Ich schlage ganz gerne auch mal eine Alternativlösung vor. Und auch hier lese ich heraus, dass es dir in erster Linie um die höchste Zahl zu einem Namen geht. Excel besitzt ein Feature, welches sich Pivot-Tabelle nennt, du kannst es gerne versuchen.
1. Kopiere deine Tabelle wie gehabt.
2. lasse die Tabelle nun unverändert, d.h. verschiebe nicht Spalte C vor B usw. Setze einfach nur deinen Cursor innerhalb der Tabelle.
3. Klicke im Reiter "Einfügen" auf "Pivot-Tabelle" und platziere Sie an eine gewünschte Stelle. Setze als Quelle aber die gesamte Spalte und nicht nur den automatisch ausgewählten Bereich.
4. Es erscheint nun eine Feldliste. Ziehe den Namen der Spalte A (Namen) in den Bereich Spaltenbeschriftung und den Namen von Spalte C (Werte) in den Bereich Werte.
5. Ändere nun in der Pivot-Tabelle per "Wertfeldeinstellungen..." die Funktion von Summe nach Maximum.

Diese Vorgehensweise hat speziell einen Vorteil, du lässt die Originaldaten unverändert. Dies lässt zu, dass sich Originaldaten verändern können. So hast du z.B. die Möglichkeit externe Quellen zu verwenden oder nur die Spalten A-C neu in die Tabelle zu kopieren. Du musst lediglich ggf. die Pivot-Tabelle aktualisieren und diese nicht jedes mal neu erstellen.

Ganz nebenbei, ist die Tastenkombination Strg+F nicht ein wenig "gewagt"? Immerhin wird damit in Excel die Suchmaske geöffnet.


----------



## Hallo43334 (10. Januar 2014)

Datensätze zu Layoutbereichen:
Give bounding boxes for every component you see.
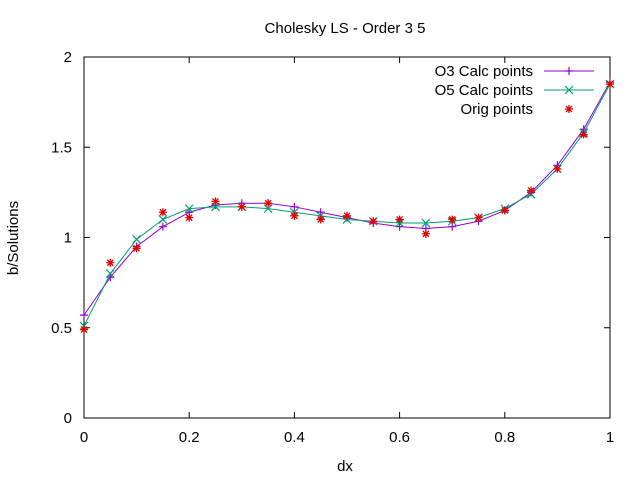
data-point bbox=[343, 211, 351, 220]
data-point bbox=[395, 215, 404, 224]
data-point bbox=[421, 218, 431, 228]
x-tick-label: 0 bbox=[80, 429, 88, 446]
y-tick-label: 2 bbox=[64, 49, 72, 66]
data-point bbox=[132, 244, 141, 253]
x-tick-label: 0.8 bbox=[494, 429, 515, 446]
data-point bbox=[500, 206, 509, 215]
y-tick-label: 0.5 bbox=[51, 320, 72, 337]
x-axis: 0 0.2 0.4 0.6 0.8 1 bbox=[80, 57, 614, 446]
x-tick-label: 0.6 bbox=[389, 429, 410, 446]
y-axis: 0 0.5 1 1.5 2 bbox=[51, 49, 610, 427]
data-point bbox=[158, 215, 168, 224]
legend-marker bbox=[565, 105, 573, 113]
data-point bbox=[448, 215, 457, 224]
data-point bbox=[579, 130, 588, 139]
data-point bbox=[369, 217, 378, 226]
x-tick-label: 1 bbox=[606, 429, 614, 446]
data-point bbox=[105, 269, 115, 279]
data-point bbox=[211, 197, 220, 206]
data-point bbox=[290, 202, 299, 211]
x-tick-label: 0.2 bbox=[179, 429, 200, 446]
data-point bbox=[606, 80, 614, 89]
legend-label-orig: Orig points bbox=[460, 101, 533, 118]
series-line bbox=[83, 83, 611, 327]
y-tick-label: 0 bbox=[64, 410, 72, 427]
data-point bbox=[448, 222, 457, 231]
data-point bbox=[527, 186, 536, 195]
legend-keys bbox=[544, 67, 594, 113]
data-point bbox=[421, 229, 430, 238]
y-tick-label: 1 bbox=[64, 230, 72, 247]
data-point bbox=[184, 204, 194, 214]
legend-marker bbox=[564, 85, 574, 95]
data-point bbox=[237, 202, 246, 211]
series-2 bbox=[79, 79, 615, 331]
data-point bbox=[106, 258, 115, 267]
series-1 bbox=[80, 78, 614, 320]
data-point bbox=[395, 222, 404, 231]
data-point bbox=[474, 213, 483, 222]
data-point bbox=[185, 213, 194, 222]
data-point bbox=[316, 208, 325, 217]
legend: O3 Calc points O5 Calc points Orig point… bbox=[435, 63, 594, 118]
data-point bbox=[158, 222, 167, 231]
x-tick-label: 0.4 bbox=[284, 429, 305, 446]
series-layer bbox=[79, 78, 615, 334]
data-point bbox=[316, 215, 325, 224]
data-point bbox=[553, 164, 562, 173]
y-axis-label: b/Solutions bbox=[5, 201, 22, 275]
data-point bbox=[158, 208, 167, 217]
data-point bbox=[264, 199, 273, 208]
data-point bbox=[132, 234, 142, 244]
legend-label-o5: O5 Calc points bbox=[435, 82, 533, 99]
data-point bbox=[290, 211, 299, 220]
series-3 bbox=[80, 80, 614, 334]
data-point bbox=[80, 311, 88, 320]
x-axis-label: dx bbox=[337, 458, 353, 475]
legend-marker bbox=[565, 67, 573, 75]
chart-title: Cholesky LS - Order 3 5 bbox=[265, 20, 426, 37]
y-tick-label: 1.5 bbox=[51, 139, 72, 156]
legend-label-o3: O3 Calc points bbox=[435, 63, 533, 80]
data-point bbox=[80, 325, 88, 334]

▸ Deine Aufgaben:
1: Erkläre in ein bis drei Sätzen, welchen Vorteil es laut dem Text zur Pivot-Tabelle hat, die Originaldaten unverändert zu lassen.
2: Nenne die Funktion, die laut dem Text zur Pivot-Tabelle über die Wertfeldeinstellungen anstelle von Summe eingestellt werden soll.

▸ Antworten je Aufgabe:
1: Weil die Originaldaten unverändert bleiben, dürfen sie sich später ändern. So kann man zum Beispiel externe Quellen verwenden oder nur die Spalten A-C neu in die Tabelle kopieren. Dann muss man die Pivot-Tabelle gegebenenfalls nur aktualisieren, statt sie jedes Mal neu zu erstellen.

2: Maximum.